§ **Dataset content**:
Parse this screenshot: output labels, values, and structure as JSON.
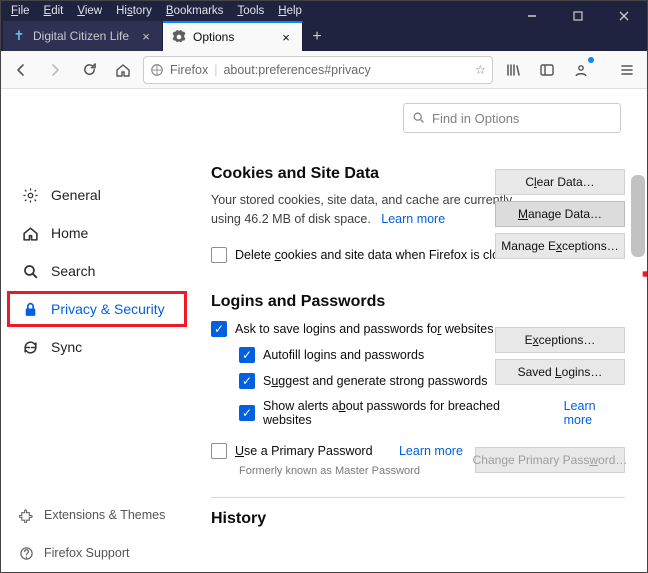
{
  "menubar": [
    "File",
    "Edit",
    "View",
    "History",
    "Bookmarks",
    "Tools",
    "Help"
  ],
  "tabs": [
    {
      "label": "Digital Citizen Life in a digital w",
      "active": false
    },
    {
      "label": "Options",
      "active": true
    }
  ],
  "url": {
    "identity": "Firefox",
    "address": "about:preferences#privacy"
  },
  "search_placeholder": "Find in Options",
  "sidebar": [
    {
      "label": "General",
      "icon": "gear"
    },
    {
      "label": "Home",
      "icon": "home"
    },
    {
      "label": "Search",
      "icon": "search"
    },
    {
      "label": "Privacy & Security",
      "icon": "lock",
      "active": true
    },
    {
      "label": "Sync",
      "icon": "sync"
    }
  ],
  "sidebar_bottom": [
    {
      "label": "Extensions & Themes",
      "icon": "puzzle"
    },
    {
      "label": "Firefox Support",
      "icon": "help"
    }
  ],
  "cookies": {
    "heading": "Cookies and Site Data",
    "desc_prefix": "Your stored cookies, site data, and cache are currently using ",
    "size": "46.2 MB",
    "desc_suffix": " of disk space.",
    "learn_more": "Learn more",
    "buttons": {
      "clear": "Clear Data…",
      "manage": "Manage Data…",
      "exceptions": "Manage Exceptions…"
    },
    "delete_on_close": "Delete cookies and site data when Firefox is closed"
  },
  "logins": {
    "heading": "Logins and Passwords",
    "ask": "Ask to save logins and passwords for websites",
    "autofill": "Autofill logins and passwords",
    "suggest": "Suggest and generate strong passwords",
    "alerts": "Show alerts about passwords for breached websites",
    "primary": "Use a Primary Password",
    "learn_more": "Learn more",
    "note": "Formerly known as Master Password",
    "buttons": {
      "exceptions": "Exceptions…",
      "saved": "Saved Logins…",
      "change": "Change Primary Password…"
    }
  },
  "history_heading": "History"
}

==

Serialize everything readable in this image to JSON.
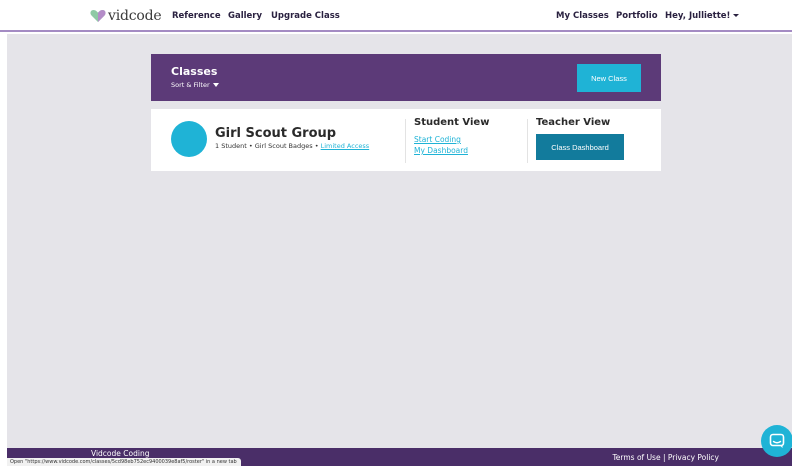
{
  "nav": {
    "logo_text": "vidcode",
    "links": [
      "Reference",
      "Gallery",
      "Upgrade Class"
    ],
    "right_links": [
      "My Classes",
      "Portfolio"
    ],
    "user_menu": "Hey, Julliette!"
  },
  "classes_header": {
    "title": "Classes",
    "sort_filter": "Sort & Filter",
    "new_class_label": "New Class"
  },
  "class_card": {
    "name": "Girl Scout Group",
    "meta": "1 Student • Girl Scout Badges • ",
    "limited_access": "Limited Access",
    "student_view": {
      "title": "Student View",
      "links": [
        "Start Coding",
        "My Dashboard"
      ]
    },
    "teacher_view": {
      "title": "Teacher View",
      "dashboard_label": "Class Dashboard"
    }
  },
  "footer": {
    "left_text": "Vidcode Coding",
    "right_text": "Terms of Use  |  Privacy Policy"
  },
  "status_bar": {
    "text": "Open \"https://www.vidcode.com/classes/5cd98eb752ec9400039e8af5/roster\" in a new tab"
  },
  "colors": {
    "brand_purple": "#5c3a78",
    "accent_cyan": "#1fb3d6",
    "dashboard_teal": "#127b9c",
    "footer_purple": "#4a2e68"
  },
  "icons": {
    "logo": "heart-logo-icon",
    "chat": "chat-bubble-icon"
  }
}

§ **Aim of the exercise**:
Look through the entries above and list every line containing "Girl".

§ **Output**:
    "name": "Girl Scout Group",
    "meta": "1 Student • Girl Scout Badges • ",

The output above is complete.